**Short task:** Find every line in the records below that contains the word "tick" and copy each of those lines.

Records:
━━━━━━━━━━━━━━━━
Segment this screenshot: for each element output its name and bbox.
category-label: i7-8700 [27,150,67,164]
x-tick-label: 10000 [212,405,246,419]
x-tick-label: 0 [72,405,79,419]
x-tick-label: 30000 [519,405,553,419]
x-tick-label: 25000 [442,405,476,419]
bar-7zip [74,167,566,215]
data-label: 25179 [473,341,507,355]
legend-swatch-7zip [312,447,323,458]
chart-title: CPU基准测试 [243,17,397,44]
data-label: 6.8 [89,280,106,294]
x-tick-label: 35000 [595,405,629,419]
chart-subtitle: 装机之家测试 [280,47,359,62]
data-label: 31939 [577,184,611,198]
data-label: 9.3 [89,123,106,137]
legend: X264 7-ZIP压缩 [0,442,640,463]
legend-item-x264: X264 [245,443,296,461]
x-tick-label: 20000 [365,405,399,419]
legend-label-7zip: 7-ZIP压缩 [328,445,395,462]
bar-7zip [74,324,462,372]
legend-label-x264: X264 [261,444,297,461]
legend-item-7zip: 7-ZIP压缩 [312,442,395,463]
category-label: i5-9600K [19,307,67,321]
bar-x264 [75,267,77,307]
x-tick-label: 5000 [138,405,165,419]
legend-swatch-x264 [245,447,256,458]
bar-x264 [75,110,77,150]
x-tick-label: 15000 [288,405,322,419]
━━━━━━━━━━━━━━━━
**Output of the exercise:**
x-tick-label: 10000 [212,405,246,419]
x-tick-label: 0 [72,405,79,419]
x-tick-label: 30000 [519,405,553,419]
x-tick-label: 25000 [442,405,476,419]
x-tick-label: 35000 [595,405,629,419]
x-tick-label: 20000 [365,405,399,419]
x-tick-label: 5000 [138,405,165,419]
x-tick-label: 15000 [288,405,322,419]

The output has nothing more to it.